# TASK
Read the lines below. Copy out any that hold the string "title".

# SUPPLIED DATA
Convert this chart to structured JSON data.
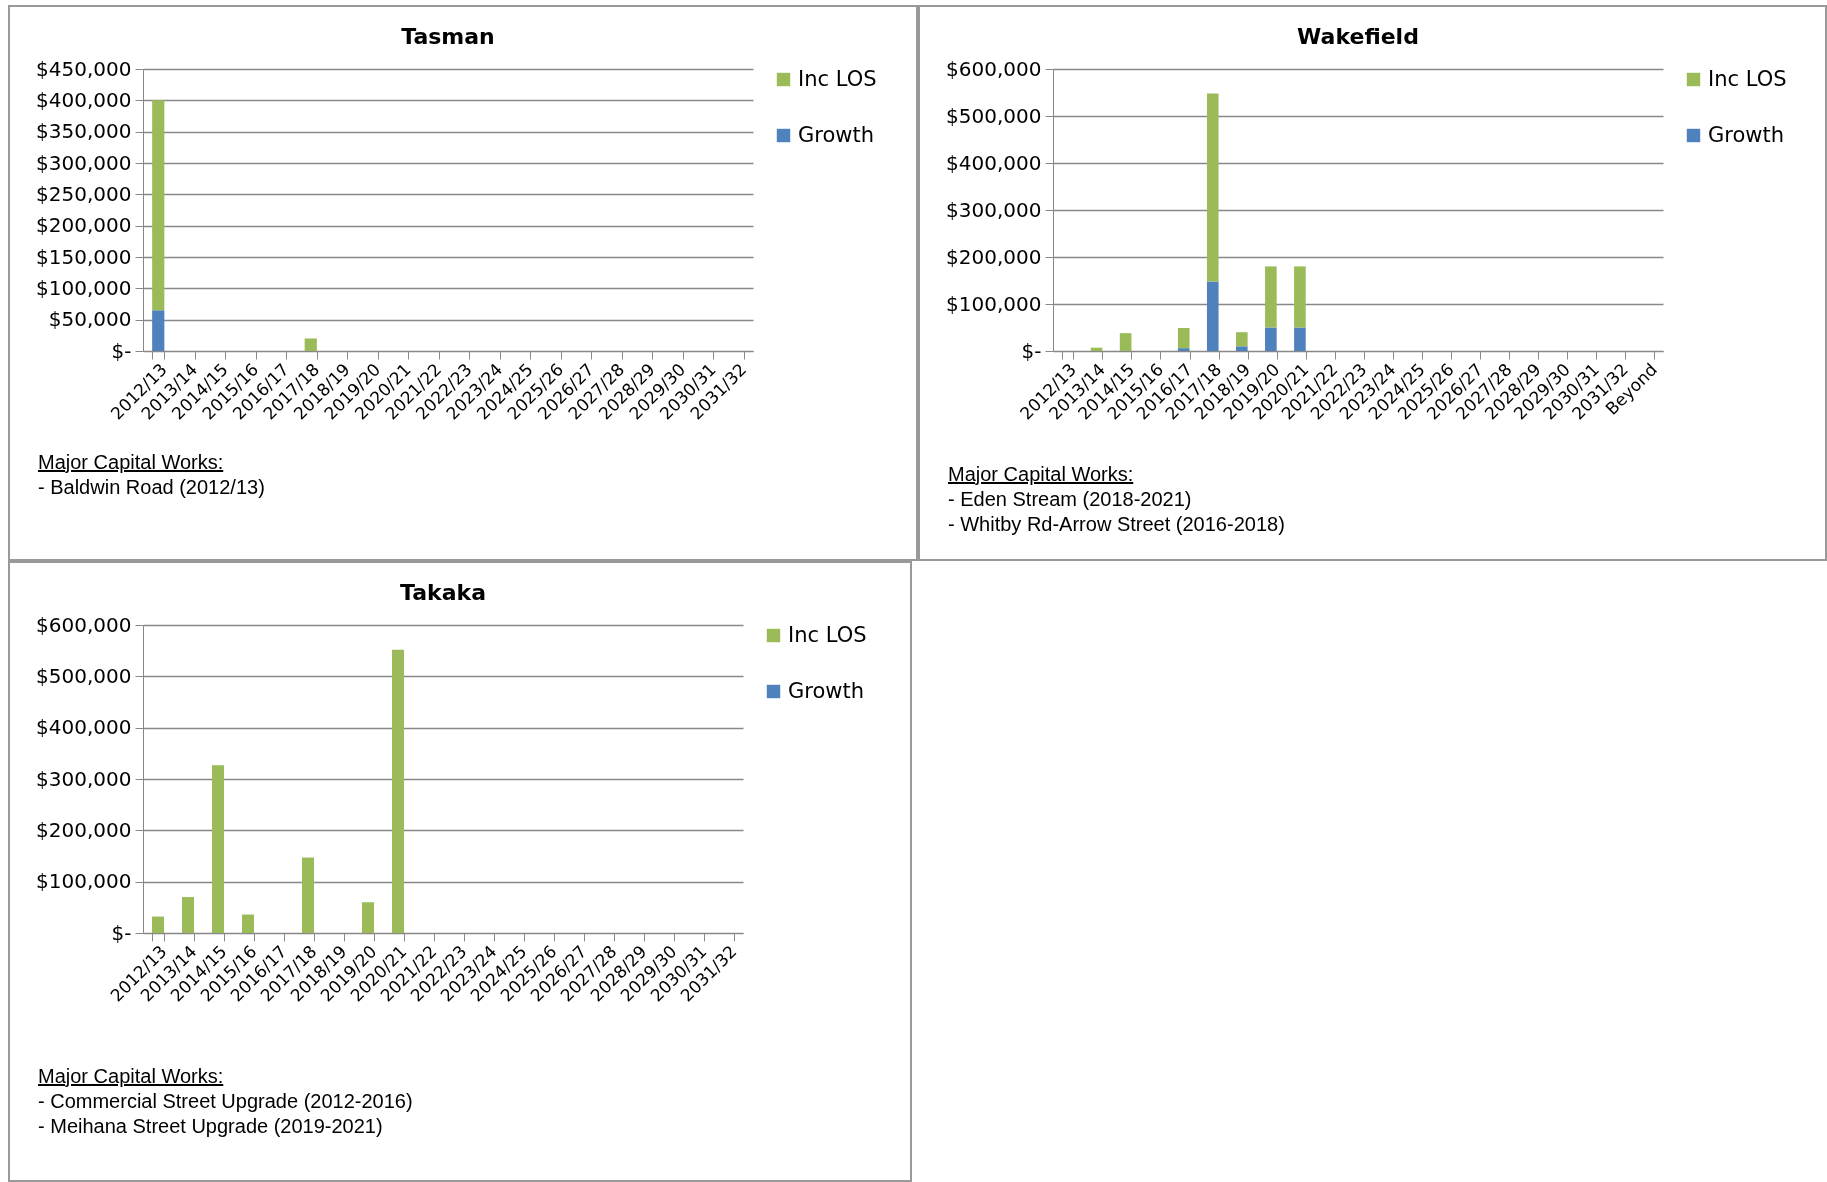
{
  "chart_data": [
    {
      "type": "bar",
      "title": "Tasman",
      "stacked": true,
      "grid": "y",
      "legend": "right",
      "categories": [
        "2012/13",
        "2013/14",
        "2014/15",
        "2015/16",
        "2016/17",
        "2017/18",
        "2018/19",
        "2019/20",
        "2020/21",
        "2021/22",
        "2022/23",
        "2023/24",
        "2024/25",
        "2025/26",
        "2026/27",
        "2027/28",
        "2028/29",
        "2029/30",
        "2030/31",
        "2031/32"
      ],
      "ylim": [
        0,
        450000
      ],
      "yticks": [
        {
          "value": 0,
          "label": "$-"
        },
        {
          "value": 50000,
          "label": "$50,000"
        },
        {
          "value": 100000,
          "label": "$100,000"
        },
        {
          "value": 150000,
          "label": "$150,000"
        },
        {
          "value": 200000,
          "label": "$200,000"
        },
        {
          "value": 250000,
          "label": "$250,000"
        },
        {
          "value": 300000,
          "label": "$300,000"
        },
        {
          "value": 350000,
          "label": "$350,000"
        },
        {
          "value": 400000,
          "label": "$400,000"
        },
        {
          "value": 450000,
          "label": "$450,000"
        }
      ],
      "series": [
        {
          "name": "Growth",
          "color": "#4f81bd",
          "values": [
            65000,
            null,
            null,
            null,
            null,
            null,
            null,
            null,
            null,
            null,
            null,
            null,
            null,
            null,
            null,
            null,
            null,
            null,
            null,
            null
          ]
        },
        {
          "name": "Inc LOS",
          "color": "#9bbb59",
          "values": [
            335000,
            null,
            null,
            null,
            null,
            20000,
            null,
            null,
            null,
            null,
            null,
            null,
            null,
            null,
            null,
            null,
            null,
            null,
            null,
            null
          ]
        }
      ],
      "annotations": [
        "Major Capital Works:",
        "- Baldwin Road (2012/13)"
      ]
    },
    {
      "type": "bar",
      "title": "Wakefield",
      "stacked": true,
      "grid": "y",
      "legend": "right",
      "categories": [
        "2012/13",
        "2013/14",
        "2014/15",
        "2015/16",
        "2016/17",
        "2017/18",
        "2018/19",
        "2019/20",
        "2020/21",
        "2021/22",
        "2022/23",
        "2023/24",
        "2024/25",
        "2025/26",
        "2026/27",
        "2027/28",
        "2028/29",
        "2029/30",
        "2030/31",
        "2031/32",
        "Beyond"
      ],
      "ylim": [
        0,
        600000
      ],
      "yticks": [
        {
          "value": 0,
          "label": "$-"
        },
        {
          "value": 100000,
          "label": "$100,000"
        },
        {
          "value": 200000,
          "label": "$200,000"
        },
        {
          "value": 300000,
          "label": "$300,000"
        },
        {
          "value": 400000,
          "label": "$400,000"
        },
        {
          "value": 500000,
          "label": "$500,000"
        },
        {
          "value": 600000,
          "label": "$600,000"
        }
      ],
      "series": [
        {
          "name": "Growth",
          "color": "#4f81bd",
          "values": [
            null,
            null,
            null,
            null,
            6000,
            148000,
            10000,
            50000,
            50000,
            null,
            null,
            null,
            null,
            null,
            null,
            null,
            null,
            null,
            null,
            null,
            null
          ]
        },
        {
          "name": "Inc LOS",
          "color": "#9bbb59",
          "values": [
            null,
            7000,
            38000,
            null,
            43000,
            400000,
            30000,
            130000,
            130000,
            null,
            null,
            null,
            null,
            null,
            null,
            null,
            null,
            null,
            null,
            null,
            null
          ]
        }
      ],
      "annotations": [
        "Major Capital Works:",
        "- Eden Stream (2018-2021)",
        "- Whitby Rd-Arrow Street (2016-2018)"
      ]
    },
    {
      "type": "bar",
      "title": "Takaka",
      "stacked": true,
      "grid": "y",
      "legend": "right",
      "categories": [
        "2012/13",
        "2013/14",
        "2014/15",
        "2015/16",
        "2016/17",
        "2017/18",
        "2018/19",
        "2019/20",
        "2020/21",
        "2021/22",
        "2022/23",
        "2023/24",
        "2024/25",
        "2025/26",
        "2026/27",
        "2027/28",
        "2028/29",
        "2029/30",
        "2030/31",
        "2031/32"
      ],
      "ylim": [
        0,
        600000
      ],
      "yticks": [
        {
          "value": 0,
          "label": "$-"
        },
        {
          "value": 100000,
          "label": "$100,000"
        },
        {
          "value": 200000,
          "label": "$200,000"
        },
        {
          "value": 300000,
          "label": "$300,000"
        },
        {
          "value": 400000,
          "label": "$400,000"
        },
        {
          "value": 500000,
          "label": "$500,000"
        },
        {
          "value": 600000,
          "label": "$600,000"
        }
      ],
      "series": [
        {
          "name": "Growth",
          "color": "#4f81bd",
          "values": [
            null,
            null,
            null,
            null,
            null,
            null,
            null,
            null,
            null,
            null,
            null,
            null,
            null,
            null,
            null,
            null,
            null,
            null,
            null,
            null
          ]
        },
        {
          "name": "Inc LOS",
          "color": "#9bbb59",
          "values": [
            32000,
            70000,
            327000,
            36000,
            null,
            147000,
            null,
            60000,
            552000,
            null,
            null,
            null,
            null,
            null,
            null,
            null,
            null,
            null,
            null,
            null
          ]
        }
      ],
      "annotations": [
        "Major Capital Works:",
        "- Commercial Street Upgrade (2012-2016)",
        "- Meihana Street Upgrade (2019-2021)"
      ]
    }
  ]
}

# PROBLEM SOLUTION
      "title": "Tasman",
      "title": "Wakefield",
      "title": "Takaka",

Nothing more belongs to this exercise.